- Task directions -
Leave out any picture and return the remaining listing below exactly as given.

═════ The records

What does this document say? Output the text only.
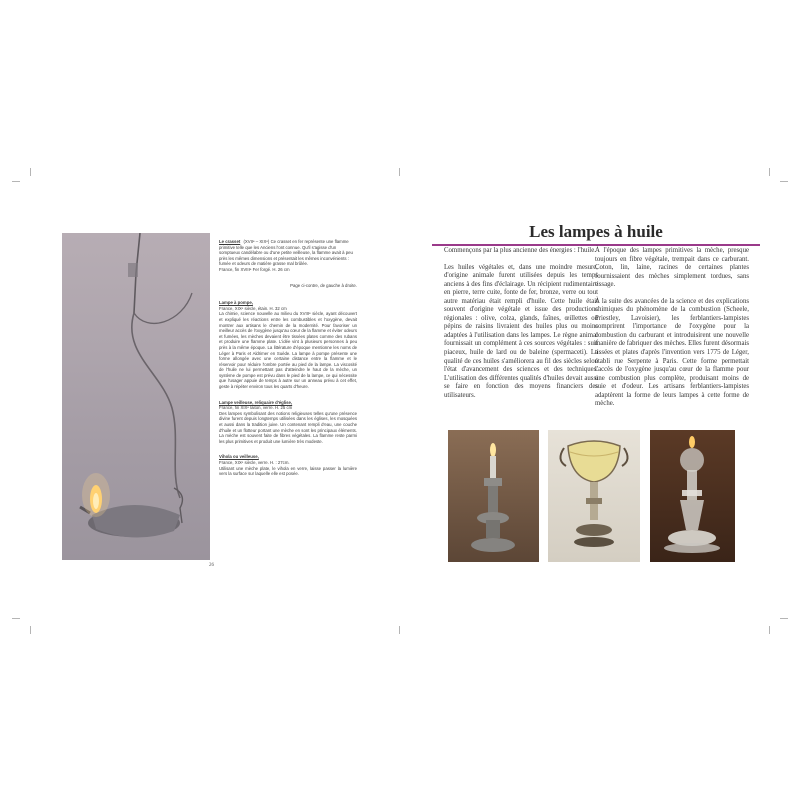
Le crasset (XVIIᵉ – XIXᵉ) Ce crasset en fer représente une flamme primitive telle que les Anciens l'ont connue. Qu'il s'agisse d'un somptueux candélabre ou d'une petite veilleuse, la flamme avait à peu près les mêmes dimensions et présentait les mêmes inconvénients : fumée et odeurs de matière grasse mal brûlée.
France, fin XVIIIᵉ Fer forgé. H. 26 cm
Page ci-contre, de gauche à droite.
Lampe à pompe,
France, XIXᵉ siècle, étain. H. 32 cm
La chimie, science nouvelle au milieu du XVIIIᵉ siècle, ayant découvert et expliqué les réactions entre les combustibles et l'oxygène, devait montrer aux artisans le chemin de la modernité. Pour favoriser un meilleur accès de l'oxygène jusqu'au cœur de la flamme et éviter odeurs et fumées, les mèches devaient être tissées plates comme des rubans et produire une flamme plate. L'idée vint à plusieurs personnes à peu près à la même époque. La littérature d'époque mentionne les noms de Léger à Paris et Aldrimer en Suède. La lampe à pompe présente une forme allongée avec une certaine distance entre la flamme et le réservoir pour réduire l'ombre portée au pied de la lampe. La viscosité de l'huile ne lui permettant pas d'atteindre le haut de la mèche, un système de pompe est prévu dans le pied de la lampe, ce qui nécessite que l'usager appuie de temps à autre sur un anneau prévu à cet effet, geste à répéter environ tous les quarts d'heure.
Lampe veilleuse, reliquaire d'église,
France, fin XIXᵉ laiton, verre. H. 25 cm
Des lampes symbolisant des notions religieuses telles qu'une présence divine furent depuis longtemps utilisées dans les églises, les mosquées et aussi dans la tradition juive. Un contenant rempli d'eau, une couche d'huile et un flotteur portant une mèche en sont les principaux éléments. La mèche est souvent faite de fibres végétales. La flamme reste parmi les plus primitives et produit une lumière très modeste.
Vihola ou veilleuse,
France, XIXᵉ siècle, verre. H. : 27cm.
Utilisant une mèche plate, le vihola en verre, laisse passer la lumière vers la surface sur laquelle elle est posée.
26
Les lampes à huile

Commençons par la plus ancienne des énergies : l'huile.

Les huiles végétales et, dans une moindre mesure, d'origine animale furent utilisées depuis les temps anciens à des fins d'éclairage. Un récipient rudimentaire en pierre, terre cuite, fonte de fer, bronze, verre ou tout autre matériau était rempli d'huile. Cette huile était souvent d'origine végétale et issue des productions régionales : olive, colza, glands, faînes, œillettes ou pépins de raisins livraient des huiles plus ou moins adaptées à l'utilisation dans les lampes. Le règne animal fournissait un complément à ces sources végétales : suif piaceux, huile de lard ou de baleine (spermaceti). La qualité de ces huiles s'améliorera au fil des siècles selon l'état d'avancement des sciences et des techniques. L'utilisation des différentes qualités d'huiles devait aussi se faire en fonction des moyens financiers des utilisateurs.

À l'époque des lampes primitives la mèche, presque toujours en fibre végétale, trempait dans ce carburant. Coton, lin, laine, racines de certaines plantes fournissaient des mèches simplement tordues, sans tissage.

À la suite des avancées de la science et des explications chimiques du phénomène de la combustion (Scheele, Priestley, Lavoisier), les ferblantiers-lampistes comprirent l'importance de l'oxygène pour la combustion du carburant et introduisirent une nouvelle manière de fabriquer des mèches. Elles furent désormais tissées et plates d'après l'invention vers 1775 de Léger, établi rue Serpente à Paris. Cette forme permettait l'accès de l'oxygène jusqu'au cœur de la flamme pour une combustion plus complète, produisant moins de suie et d'odeur. Les artisans ferblantiers-lampistes adaptèrent la forme de leurs lampes à cette forme de mèche.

══════════

- Response -
What does this document say? Output the text only.
Le crasset (XVIIᵉ – XIXᵉ) Ce crasset en fer représente une flamme primitive telle que les Anciens l'ont connue. Qu'il s'agisse d'un somptueux candélabre ou d'une petite veilleuse, la flamme avait à peu près les mêmes dimensions et présentait les mêmes inconvénients : fumée et odeurs de matière grasse mal brûlée.
France, fin XVIIIᵉ Fer forgé. H. 26 cm
Page ci-contre, de gauche à droite.
Lampe à pompe,
France, XIXᵉ siècle, étain. H. 32 cm
La chimie, science nouvelle au milieu du XVIIIᵉ siècle, ayant découvert et expliqué les réactions entre les combustibles et l'oxygène, devait montrer aux artisans le chemin de la modernité. Pour favoriser un meilleur accès de l'oxygène jusqu'au cœur de la flamme et éviter odeurs et fumées, les mèches devaient être tissées plates comme des rubans et produire une flamme plate. L'idée vint à plusieurs personnes à peu près à la même époque. La littérature d'époque mentionne les noms de Léger à Paris et Aldrimer en Suède. La lampe à pompe présente une forme allongée avec une certaine distance entre la flamme et le réservoir pour réduire l'ombre portée au pied de la lampe. La viscosité de l'huile ne lui permettant pas d'atteindre le haut de la mèche, un système de pompe est prévu dans le pied de la lampe, ce qui nécessite que l'usager appuie de temps à autre sur un anneau prévu à cet effet, geste à répéter environ tous les quarts d'heure.
Lampe veilleuse, reliquaire d'église,
France, fin XIXᵉ laiton, verre. H. 25 cm
Des lampes symbolisant des notions religieuses telles qu'une présence divine furent depuis longtemps utilisées dans les églises, les mosquées et aussi dans la tradition juive. Un contenant rempli d'eau, une couche d'huile et un flotteur portant une mèche en sont les principaux éléments. La mèche est souvent faite de fibres végétales. La flamme reste parmi les plus primitives et produit une lumière très modeste.
Vihola ou veilleuse,
France, XIXᵉ siècle, verre. H. : 27cm.
Utilisant une mèche plate, le vihola en verre, laisse passer la lumière vers la surface sur laquelle elle est posée.
26
Les lampes à huile

Commençons par la plus ancienne des énergies : l'huile.

Les huiles végétales et, dans une moindre mesure, d'origine animale furent utilisées depuis les temps anciens à des fins d'éclairage. Un récipient rudimentaire en pierre, terre cuite, fonte de fer, bronze, verre ou tout autre matériau était rempli d'huile. Cette huile était souvent d'origine végétale et issue des productions régionales : olive, colza, glands, faînes, œillettes ou pépins de raisins livraient des huiles plus ou moins adaptées à l'utilisation dans les lampes. Le règne animal fournissait un complément à ces sources végétales : suif piaceux, huile de lard ou de baleine (spermaceti). La qualité de ces huiles s'améliorera au fil des siècles selon l'état d'avancement des sciences et des techniques. L'utilisation des différentes qualités d'huiles devait aussi se faire en fonction des moyens financiers des utilisateurs.

À l'époque des lampes primitives la mèche, presque toujours en fibre végétale, trempait dans ce carburant. Coton, lin, laine, racines de certaines plantes fournissaient des mèches simplement tordues, sans tissage.

À la suite des avancées de la science et des explications chimiques du phénomène de la combustion (Scheele, Priestley, Lavoisier), les ferblantiers-lampistes comprirent l'importance de l'oxygène pour la combustion du carburant et introduisirent une nouvelle manière de fabriquer des mèches. Elles furent désormais tissées et plates d'après l'invention vers 1775 de Léger, établi rue Serpente à Paris. Cette forme permettait l'accès de l'oxygène jusqu'au cœur de la flamme pour une combustion plus complète, produisant moins de suie et d'odeur. Les artisans ferblantiers-lampistes adaptèrent la forme de leurs lampes à cette forme de mèche.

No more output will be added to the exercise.